* _Your instructions_: Copy out every line that contains the word "dans".

* _The records_:
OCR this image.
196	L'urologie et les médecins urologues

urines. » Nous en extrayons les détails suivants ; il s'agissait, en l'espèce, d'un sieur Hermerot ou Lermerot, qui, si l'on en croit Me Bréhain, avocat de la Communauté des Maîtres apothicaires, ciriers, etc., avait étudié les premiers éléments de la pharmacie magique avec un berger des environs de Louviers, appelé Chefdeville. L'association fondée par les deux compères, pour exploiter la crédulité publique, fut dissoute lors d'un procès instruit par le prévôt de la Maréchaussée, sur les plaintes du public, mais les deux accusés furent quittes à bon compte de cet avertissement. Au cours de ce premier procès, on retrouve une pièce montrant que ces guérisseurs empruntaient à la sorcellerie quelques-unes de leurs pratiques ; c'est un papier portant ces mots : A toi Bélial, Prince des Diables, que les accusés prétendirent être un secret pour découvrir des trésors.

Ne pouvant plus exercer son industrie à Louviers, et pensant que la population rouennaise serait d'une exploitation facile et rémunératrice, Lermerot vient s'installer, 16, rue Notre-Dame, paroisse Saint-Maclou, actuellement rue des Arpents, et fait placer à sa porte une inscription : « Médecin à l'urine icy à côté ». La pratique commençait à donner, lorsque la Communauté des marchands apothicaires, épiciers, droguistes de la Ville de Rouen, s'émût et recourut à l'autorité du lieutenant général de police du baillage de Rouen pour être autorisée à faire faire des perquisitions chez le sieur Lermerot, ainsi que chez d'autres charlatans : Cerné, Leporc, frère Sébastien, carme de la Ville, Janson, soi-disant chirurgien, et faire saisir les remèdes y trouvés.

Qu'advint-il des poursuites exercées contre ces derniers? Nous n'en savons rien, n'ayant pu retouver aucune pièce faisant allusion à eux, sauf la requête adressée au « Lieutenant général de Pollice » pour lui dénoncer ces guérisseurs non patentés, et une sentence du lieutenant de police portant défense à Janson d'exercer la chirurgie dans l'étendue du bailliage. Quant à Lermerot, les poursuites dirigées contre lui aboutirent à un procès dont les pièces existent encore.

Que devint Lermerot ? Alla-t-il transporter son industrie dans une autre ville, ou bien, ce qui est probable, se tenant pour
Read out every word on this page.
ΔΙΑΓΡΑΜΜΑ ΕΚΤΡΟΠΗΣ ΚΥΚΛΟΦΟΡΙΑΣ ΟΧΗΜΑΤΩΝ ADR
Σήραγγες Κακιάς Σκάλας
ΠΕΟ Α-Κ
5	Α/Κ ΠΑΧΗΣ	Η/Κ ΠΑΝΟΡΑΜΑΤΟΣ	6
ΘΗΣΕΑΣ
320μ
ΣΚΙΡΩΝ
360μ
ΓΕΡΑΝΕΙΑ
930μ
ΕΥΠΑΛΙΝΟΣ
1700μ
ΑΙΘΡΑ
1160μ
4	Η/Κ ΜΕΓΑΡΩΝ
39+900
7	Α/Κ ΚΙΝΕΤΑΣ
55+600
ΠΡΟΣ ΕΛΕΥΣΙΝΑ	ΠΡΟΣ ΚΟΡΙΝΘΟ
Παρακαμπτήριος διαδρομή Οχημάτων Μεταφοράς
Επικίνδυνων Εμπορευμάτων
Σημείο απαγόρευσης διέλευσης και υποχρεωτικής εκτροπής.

* _Output for this exercise_:
Qu'advint-il des poursuites exercées contre ces derniers? Nous n'en savons rien, n'ayant pu retouver aucune pièce faisant allusion à eux, sauf la requête adressée au « Lieutenant général de Pollice » pour lui dénoncer ces guérisseurs non patentés, et une sentence du lieutenant de police portant défense à Janson d'exercer la chirurgie dans l'étendue du bailliage. Quant à Lermerot, les poursuites dirigées contre lui aboutirent à un procès dont les pièces existent encore.
Que devint Lermerot ? Alla-t-il transporter son industrie dans une autre ville, ou bien, ce qui est probable, se tenant pour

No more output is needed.